───── Data for processing

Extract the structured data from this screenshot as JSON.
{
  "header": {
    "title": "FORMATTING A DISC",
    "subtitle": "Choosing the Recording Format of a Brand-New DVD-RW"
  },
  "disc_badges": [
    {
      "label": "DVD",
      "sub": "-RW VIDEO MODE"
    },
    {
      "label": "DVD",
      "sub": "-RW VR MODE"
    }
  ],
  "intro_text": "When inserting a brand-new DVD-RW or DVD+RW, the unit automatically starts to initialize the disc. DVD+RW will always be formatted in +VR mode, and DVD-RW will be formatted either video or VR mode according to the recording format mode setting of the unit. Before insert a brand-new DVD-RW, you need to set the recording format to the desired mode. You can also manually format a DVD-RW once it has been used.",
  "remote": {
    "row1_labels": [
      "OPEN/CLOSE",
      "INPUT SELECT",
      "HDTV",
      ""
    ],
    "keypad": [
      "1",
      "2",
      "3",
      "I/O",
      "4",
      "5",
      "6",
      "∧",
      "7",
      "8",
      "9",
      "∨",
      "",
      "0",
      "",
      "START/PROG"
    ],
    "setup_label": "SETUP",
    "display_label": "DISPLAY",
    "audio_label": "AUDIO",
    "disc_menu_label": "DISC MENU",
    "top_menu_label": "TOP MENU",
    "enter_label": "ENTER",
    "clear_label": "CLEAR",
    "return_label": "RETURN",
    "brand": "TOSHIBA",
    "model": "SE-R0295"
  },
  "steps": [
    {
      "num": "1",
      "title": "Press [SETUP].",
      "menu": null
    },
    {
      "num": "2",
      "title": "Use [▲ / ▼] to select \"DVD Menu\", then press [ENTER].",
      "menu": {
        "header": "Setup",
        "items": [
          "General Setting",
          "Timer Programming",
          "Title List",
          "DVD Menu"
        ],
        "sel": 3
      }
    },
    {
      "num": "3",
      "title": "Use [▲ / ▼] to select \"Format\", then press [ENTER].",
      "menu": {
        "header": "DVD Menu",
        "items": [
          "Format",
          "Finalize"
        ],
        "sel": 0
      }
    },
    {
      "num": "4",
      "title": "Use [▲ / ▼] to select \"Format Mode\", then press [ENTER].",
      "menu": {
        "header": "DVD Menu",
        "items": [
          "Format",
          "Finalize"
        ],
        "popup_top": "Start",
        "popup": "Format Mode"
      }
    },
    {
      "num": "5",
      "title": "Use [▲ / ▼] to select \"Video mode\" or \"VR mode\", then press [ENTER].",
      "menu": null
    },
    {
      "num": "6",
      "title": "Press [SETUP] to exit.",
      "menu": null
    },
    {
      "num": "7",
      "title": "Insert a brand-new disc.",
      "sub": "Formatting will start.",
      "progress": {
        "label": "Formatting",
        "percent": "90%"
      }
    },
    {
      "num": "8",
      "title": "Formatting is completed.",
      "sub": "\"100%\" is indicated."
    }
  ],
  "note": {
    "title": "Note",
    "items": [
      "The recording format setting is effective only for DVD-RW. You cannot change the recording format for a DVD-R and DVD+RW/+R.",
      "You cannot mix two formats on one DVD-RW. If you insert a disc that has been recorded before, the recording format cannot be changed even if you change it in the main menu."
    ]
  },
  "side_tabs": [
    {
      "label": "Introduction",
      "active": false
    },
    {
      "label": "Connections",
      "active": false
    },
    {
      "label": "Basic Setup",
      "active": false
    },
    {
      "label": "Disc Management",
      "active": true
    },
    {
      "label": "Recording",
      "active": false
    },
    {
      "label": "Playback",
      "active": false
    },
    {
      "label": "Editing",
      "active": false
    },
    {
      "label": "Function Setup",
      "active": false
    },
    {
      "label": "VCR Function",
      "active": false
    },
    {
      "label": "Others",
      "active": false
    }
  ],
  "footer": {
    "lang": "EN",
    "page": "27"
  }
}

──────────

▶ **Brief**
Output the listing above word for word.

▶ **Answer to this task**
Extract the structured data from this screenshot as JSON.
{
  "header": {
    "title": "FORMATTING A DISC",
    "subtitle": "Choosing the Recording Format of a Brand-New DVD-RW"
  },
  "disc_badges": [
    {
      "label": "DVD",
      "sub": "-RW VIDEO MODE"
    },
    {
      "label": "DVD",
      "sub": "-RW VR MODE"
    }
  ],
  "intro_text": "When inserting a brand-new DVD-RW or DVD+RW, the unit automatically starts to initialize the disc. DVD+RW will always be formatted in +VR mode, and DVD-RW will be formatted either video or VR mode according to the recording format mode setting of the unit. Before insert a brand-new DVD-RW, you need to set the recording format to the desired mode. You can also manually format a DVD-RW once it has been used.",
  "remote": {
    "row1_labels": [
      "OPEN/CLOSE",
      "INPUT SELECT",
      "HDTV",
      ""
    ],
    "keypad": [
      "1",
      "2",
      "3",
      "I/O",
      "4",
      "5",
      "6",
      "∧",
      "7",
      "8",
      "9",
      "∨",
      "",
      "0",
      "",
      "START/PROG"
    ],
    "setup_label": "SETUP",
    "display_label": "DISPLAY",
    "audio_label": "AUDIO",
    "disc_menu_label": "DISC MENU",
    "top_menu_label": "TOP MENU",
    "enter_label": "ENTER",
    "clear_label": "CLEAR",
    "return_label": "RETURN",
    "brand": "TOSHIBA",
    "model": "SE-R0295"
  },
  "steps": [
    {
      "num": "1",
      "title": "Press [SETUP].",
      "menu": null
    },
    {
      "num": "2",
      "title": "Use [▲ / ▼] to select \"DVD Menu\", then press [ENTER].",
      "menu": {
        "header": "Setup",
        "items": [
          "General Setting",
          "Timer Programming",
          "Title List",
          "DVD Menu"
        ],
        "sel": 3
      }
    },
    {
      "num": "3",
      "title": "Use [▲ / ▼] to select \"Format\", then press [ENTER].",
      "menu": {
        "header": "DVD Menu",
        "items": [
          "Format",
          "Finalize"
        ],
        "sel": 0
      }
    },
    {
      "num": "4",
      "title": "Use [▲ / ▼] to select \"Format Mode\", then press [ENTER].",
      "menu": {
        "header": "DVD Menu",
        "items": [
          "Format",
          "Finalize"
        ],
        "popup_top": "Start",
        "popup": "Format Mode"
      }
    },
    {
      "num": "5",
      "title": "Use [▲ / ▼] to select \"Video mode\" or \"VR mode\", then press [ENTER].",
      "menu": null
    },
    {
      "num": "6",
      "title": "Press [SETUP] to exit.",
      "menu": null
    },
    {
      "num": "7",
      "title": "Insert a brand-new disc.",
      "sub": "Formatting will start.",
      "progress": {
        "label": "Formatting",
        "percent": "90%"
      }
    },
    {
      "num": "8",
      "title": "Formatting is completed.",
      "sub": "\"100%\" is indicated."
    }
  ],
  "note": {
    "title": "Note",
    "items": [
      "The recording format setting is effective only for DVD-RW. You cannot change the recording format for a DVD-R and DVD+RW/+R.",
      "You cannot mix two formats on one DVD-RW. If you insert a disc that has been recorded before, the recording format cannot be changed even if you change it in the main menu."
    ]
  },
  "side_tabs": [
    {
      "label": "Introduction",
      "active": false
    },
    {
      "label": "Connections",
      "active": false
    },
    {
      "label": "Basic Setup",
      "active": false
    },
    {
      "label": "Disc Management",
      "active": true
    },
    {
      "label": "Recording",
      "active": false
    },
    {
      "label": "Playback",
      "active": false
    },
    {
      "label": "Editing",
      "active": false
    },
    {
      "label": "Function Setup",
      "active": false
    },
    {
      "label": "VCR Function",
      "active": false
    },
    {
      "label": "Others",
      "active": false
    }
  ],
  "footer": {
    "lang": "EN",
    "page": "27"
  }
}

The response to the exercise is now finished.